§ **Stated goal**
Go through the entries and say how many lines contain the string "text". The number is the whole answer.

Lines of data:

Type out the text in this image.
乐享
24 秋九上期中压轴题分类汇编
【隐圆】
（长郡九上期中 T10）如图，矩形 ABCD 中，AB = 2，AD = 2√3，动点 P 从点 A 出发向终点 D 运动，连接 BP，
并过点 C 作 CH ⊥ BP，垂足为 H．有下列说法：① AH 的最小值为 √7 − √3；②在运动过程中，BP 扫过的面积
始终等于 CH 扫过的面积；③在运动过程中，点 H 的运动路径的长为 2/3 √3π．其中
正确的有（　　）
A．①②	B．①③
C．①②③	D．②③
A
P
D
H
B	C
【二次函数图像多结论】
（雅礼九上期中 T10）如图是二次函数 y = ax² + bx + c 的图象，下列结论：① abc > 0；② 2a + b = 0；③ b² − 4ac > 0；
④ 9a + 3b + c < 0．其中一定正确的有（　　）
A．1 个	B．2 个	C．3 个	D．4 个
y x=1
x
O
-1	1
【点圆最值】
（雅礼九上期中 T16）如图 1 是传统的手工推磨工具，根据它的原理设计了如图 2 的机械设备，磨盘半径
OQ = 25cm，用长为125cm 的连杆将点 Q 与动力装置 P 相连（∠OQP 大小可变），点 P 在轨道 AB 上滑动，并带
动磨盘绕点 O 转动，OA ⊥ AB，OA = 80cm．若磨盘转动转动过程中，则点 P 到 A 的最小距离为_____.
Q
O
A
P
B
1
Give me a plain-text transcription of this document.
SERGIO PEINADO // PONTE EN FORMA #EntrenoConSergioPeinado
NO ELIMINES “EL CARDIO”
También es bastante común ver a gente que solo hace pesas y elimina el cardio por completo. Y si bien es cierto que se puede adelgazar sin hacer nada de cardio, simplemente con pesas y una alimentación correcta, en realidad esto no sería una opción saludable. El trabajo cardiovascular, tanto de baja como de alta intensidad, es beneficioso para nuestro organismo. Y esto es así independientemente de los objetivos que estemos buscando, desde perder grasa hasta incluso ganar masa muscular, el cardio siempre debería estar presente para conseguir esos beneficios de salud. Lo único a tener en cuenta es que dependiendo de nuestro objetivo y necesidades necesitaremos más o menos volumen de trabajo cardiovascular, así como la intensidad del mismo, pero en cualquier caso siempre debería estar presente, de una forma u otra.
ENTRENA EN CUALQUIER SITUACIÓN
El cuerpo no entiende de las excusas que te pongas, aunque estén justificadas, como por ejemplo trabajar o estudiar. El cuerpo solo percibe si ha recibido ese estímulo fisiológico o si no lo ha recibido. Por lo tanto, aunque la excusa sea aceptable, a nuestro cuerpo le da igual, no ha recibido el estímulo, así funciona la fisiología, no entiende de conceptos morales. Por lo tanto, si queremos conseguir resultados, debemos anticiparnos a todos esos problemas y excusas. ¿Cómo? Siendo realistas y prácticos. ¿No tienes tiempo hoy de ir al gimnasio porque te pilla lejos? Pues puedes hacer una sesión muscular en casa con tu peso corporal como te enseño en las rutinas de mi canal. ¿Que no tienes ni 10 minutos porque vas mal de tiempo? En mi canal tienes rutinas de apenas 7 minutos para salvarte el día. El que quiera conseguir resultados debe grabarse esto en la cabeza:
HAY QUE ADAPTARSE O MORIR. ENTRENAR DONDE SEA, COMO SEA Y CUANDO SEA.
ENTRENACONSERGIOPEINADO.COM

§ **Response to the task**
2